▸ **Task brief**
Examine each line of the data. Copy those that contain the string "pressure".

——————————

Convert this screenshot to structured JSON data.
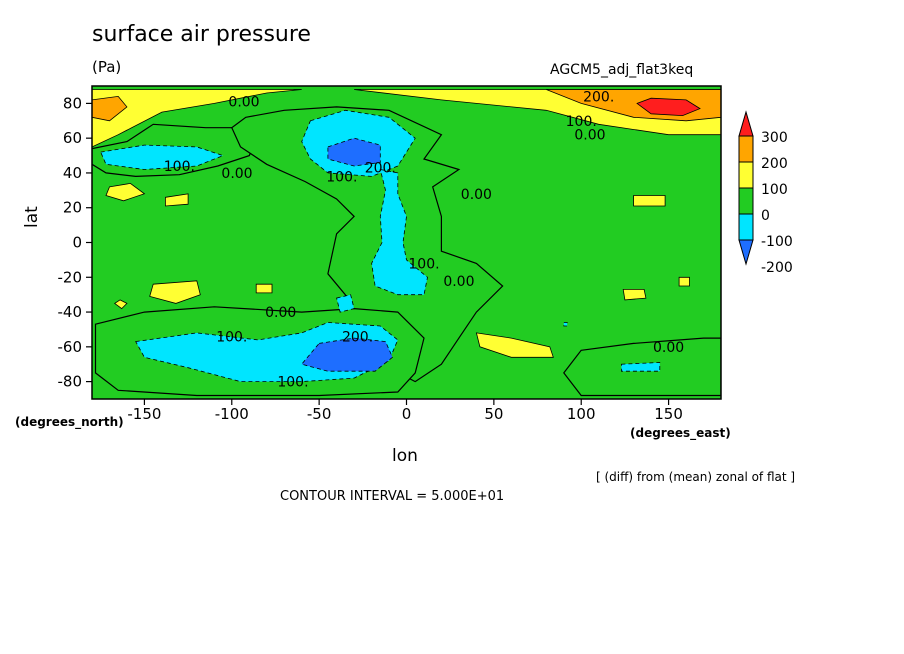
{
  "title": "surface air pressure",
  "units": "(Pa)",
  "run_name": "AGCM5_adj_flat3keq",
  "ylabel": "lat",
  "yunit": "(degrees_north)",
  "xlabel": "lon",
  "xunit": "(degrees_east)",
  "note": "[ (diff) from (mean) zonal of flat ]",
  "contour_interval": "CONTOUR INTERVAL = 5.000E+01",
  "chart_data": {
    "type": "heatmap",
    "title": "surface air pressure",
    "xlabel": "lon",
    "ylabel": "lat",
    "xlim": [
      -180,
      180
    ],
    "ylim": [
      -90,
      90
    ],
    "x_ticks": [
      -150,
      -100,
      -50,
      0,
      50,
      100,
      150
    ],
    "x_tick_labels": [
      "-150",
      "-100",
      "-50",
      "0",
      "50",
      "100",
      "150"
    ],
    "y_ticks": [
      80,
      60,
      40,
      20,
      0,
      -20,
      -40,
      -60,
      -80
    ],
    "y_tick_labels": [
      "80",
      "60",
      "40",
      "20",
      "0",
      "-20",
      "-40",
      "-60",
      "-80"
    ],
    "contour_interval": 50,
    "colorbar": {
      "levels": [
        -200,
        -100,
        0,
        100,
        200,
        300
      ],
      "labels": [
        "300",
        "200",
        "100",
        "0",
        "-100",
        "-200"
      ],
      "colors": [
        "#1E6EFF",
        "#00E5FF",
        "#22CC22",
        "#FFFF33",
        "#FFA500",
        "#FF1E1E"
      ]
    },
    "contour_labels": [
      {
        "text": "0.00",
        "lon": -93,
        "lat": 81
      },
      {
        "text": "200.",
        "lon": 110,
        "lat": 84
      },
      {
        "text": "100.",
        "lon": 100,
        "lat": 70
      },
      {
        "text": "0.00",
        "lon": 105,
        "lat": 62
      },
      {
        "text": "100.",
        "lon": -130,
        "lat": 44
      },
      {
        "text": "0.00",
        "lon": -97,
        "lat": 40
      },
      {
        "text": "100.",
        "lon": -37,
        "lat": 38
      },
      {
        "text": "200.",
        "lon": -15,
        "lat": 43
      },
      {
        "text": "0.00",
        "lon": 40,
        "lat": 28
      },
      {
        "text": "100.",
        "lon": 10,
        "lat": -12
      },
      {
        "text": "0.00",
        "lon": 30,
        "lat": -22
      },
      {
        "text": "0.00",
        "lon": -72,
        "lat": -40
      },
      {
        "text": "100.",
        "lon": -100,
        "lat": -54
      },
      {
        "text": "200.",
        "lon": -28,
        "lat": -54
      },
      {
        "text": "0.00",
        "lon": 150,
        "lat": -60
      },
      {
        "text": "100.",
        "lon": -65,
        "lat": -80
      }
    ],
    "regions": [
      {
        "level": 100,
        "pts": [
          [
            -180,
            88
          ],
          [
            -180,
            55
          ],
          [
            -165,
            62
          ],
          [
            -140,
            75
          ],
          [
            -110,
            80
          ],
          [
            -80,
            86
          ],
          [
            -60,
            88
          ]
        ]
      },
      {
        "level": 200,
        "pts": [
          [
            -180,
            82
          ],
          [
            -180,
            72
          ],
          [
            -170,
            70
          ],
          [
            -160,
            78
          ],
          [
            -165,
            84
          ]
        ]
      },
      {
        "level": 100,
        "pts": [
          [
            -30,
            88
          ],
          [
            20,
            82
          ],
          [
            80,
            76
          ],
          [
            110,
            68
          ],
          [
            150,
            62
          ],
          [
            180,
            62
          ],
          [
            180,
            88
          ]
        ]
      },
      {
        "level": 200,
        "pts": [
          [
            80,
            88
          ],
          [
            100,
            80
          ],
          [
            130,
            72
          ],
          [
            160,
            70
          ],
          [
            180,
            72
          ],
          [
            180,
            88
          ]
        ]
      },
      {
        "level": 300,
        "pts": [
          [
            132,
            80
          ],
          [
            140,
            74
          ],
          [
            158,
            73
          ],
          [
            168,
            77
          ],
          [
            160,
            82
          ],
          [
            140,
            83
          ]
        ]
      },
      {
        "level": 0,
        "pts": [
          [
            -160,
            58
          ],
          [
            -145,
            68
          ],
          [
            -115,
            66
          ],
          [
            -92,
            66
          ],
          [
            -86,
            60
          ],
          [
            -90,
            50
          ],
          [
            -108,
            44
          ],
          [
            -130,
            39
          ],
          [
            -155,
            38
          ],
          [
            -172,
            40
          ],
          [
            -180,
            45
          ],
          [
            -180,
            54
          ]
        ]
      },
      {
        "level": 0,
        "pts": [
          [
            -92,
            72
          ],
          [
            -70,
            76
          ],
          [
            -40,
            78
          ],
          [
            -10,
            76
          ],
          [
            20,
            62
          ],
          [
            10,
            48
          ],
          [
            30,
            42
          ],
          [
            15,
            32
          ],
          [
            20,
            15
          ],
          [
            20,
            -5
          ],
          [
            40,
            -12
          ],
          [
            55,
            -25
          ],
          [
            40,
            -40
          ],
          [
            30,
            -55
          ],
          [
            20,
            -70
          ],
          [
            5,
            -80
          ],
          [
            -10,
            -72
          ],
          [
            -25,
            -50
          ],
          [
            -35,
            -30
          ],
          [
            -45,
            -18
          ],
          [
            -40,
            5
          ],
          [
            -30,
            15
          ],
          [
            -40,
            25
          ],
          [
            -58,
            35
          ],
          [
            -80,
            45
          ],
          [
            -95,
            55
          ],
          [
            -100,
            66
          ]
        ]
      },
      {
        "level": 0,
        "pts": [
          [
            -178,
            -47
          ],
          [
            -150,
            -40
          ],
          [
            -110,
            -37
          ],
          [
            -60,
            -40
          ],
          [
            -30,
            -38
          ],
          [
            -5,
            -40
          ],
          [
            10,
            -55
          ],
          [
            5,
            -75
          ],
          [
            -5,
            -86
          ],
          [
            -50,
            -88
          ],
          [
            -120,
            -88
          ],
          [
            -165,
            -85
          ],
          [
            -178,
            -75
          ]
        ]
      },
      {
        "level": 0,
        "pts": [
          [
            100,
            -62
          ],
          [
            130,
            -58
          ],
          [
            170,
            -55
          ],
          [
            180,
            -55
          ],
          [
            180,
            -88
          ],
          [
            100,
            -88
          ],
          [
            90,
            -75
          ]
        ]
      },
      {
        "level": -100,
        "pts": [
          [
            -175,
            52
          ],
          [
            -150,
            56
          ],
          [
            -120,
            55
          ],
          [
            -105,
            50
          ],
          [
            -120,
            44
          ],
          [
            -150,
            42
          ],
          [
            -172,
            45
          ]
        ]
      },
      {
        "level": -100,
        "pts": [
          [
            -55,
            70
          ],
          [
            -35,
            76
          ],
          [
            -10,
            72
          ],
          [
            5,
            60
          ],
          [
            -5,
            44
          ],
          [
            -20,
            38
          ],
          [
            -45,
            40
          ],
          [
            -55,
            48
          ],
          [
            -60,
            58
          ]
        ]
      },
      {
        "level": -100,
        "pts": [
          [
            -15,
            42
          ],
          [
            -5,
            40
          ],
          [
            -5,
            28
          ],
          [
            0,
            15
          ],
          [
            -2,
            0
          ],
          [
            0,
            -10
          ],
          [
            12,
            -20
          ],
          [
            10,
            -30
          ],
          [
            -5,
            -30
          ],
          [
            -18,
            -25
          ],
          [
            -20,
            -12
          ],
          [
            -14,
            0
          ],
          [
            -15,
            15
          ],
          [
            -12,
            30
          ]
        ]
      },
      {
        "level": -100,
        "pts": [
          [
            -155,
            -57
          ],
          [
            -120,
            -52
          ],
          [
            -85,
            -56
          ],
          [
            -60,
            -52
          ],
          [
            -45,
            -46
          ],
          [
            -15,
            -48
          ],
          [
            -5,
            -56
          ],
          [
            -10,
            -68
          ],
          [
            -30,
            -78
          ],
          [
            -60,
            -80
          ],
          [
            -95,
            -80
          ],
          [
            -125,
            -72
          ],
          [
            -150,
            -66
          ]
        ]
      },
      {
        "level": -200,
        "pts": [
          [
            -50,
            -58
          ],
          [
            -30,
            -55
          ],
          [
            -12,
            -57
          ],
          [
            -8,
            -66
          ],
          [
            -18,
            -74
          ],
          [
            -45,
            -74
          ],
          [
            -60,
            -70
          ]
        ]
      },
      {
        "level": -200,
        "pts": [
          [
            -45,
            55
          ],
          [
            -30,
            60
          ],
          [
            -15,
            56
          ],
          [
            -15,
            46
          ],
          [
            -30,
            44
          ],
          [
            -45,
            48
          ]
        ]
      },
      {
        "level": 100,
        "pts": [
          [
            -170,
            32
          ],
          [
            -158,
            34
          ],
          [
            -150,
            28
          ],
          [
            -162,
            24
          ],
          [
            -172,
            27
          ]
        ]
      },
      {
        "level": 100,
        "pts": [
          [
            -138,
            26
          ],
          [
            -125,
            28
          ],
          [
            -125,
            22
          ],
          [
            -138,
            21
          ]
        ]
      },
      {
        "level": 100,
        "pts": [
          [
            -145,
            -24
          ],
          [
            -120,
            -22
          ],
          [
            -118,
            -30
          ],
          [
            -132,
            -35
          ],
          [
            -147,
            -31
          ]
        ]
      },
      {
        "level": 100,
        "pts": [
          [
            -86,
            -24
          ],
          [
            -77,
            -24
          ],
          [
            -77,
            -29
          ],
          [
            -86,
            -29
          ]
        ]
      },
      {
        "level": 100,
        "pts": [
          [
            -164,
            -33
          ],
          [
            -160,
            -35
          ],
          [
            -163,
            -38
          ],
          [
            -167,
            -35
          ]
        ]
      },
      {
        "level": 100,
        "pts": [
          [
            130,
            27
          ],
          [
            148,
            27
          ],
          [
            148,
            21
          ],
          [
            130,
            21
          ]
        ]
      },
      {
        "level": 100,
        "pts": [
          [
            40,
            -52
          ],
          [
            60,
            -55
          ],
          [
            82,
            -60
          ],
          [
            84,
            -66
          ],
          [
            60,
            -66
          ],
          [
            42,
            -60
          ]
        ]
      },
      {
        "level": 100,
        "pts": [
          [
            124,
            -27
          ],
          [
            136,
            -27
          ],
          [
            137,
            -32
          ],
          [
            125,
            -33
          ]
        ]
      },
      {
        "level": 100,
        "pts": [
          [
            156,
            -20
          ],
          [
            162,
            -20
          ],
          [
            162,
            -25
          ],
          [
            156,
            -25
          ]
        ]
      },
      {
        "level": -100,
        "pts": [
          [
            -40,
            -32
          ],
          [
            -32,
            -30
          ],
          [
            -30,
            -38
          ],
          [
            -38,
            -40
          ]
        ]
      },
      {
        "level": -100,
        "pts": [
          [
            123,
            -70
          ],
          [
            145,
            -69
          ],
          [
            145,
            -74
          ],
          [
            123,
            -74
          ]
        ]
      },
      {
        "level": -100,
        "pts": [
          [
            90,
            -46
          ],
          [
            92,
            -46
          ],
          [
            92,
            -48
          ],
          [
            90,
            -48
          ]
        ]
      }
    ]
  }
}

——————————

▸ **Expected output**
  "title": "surface air pressure",
    "title": "surface air pressure",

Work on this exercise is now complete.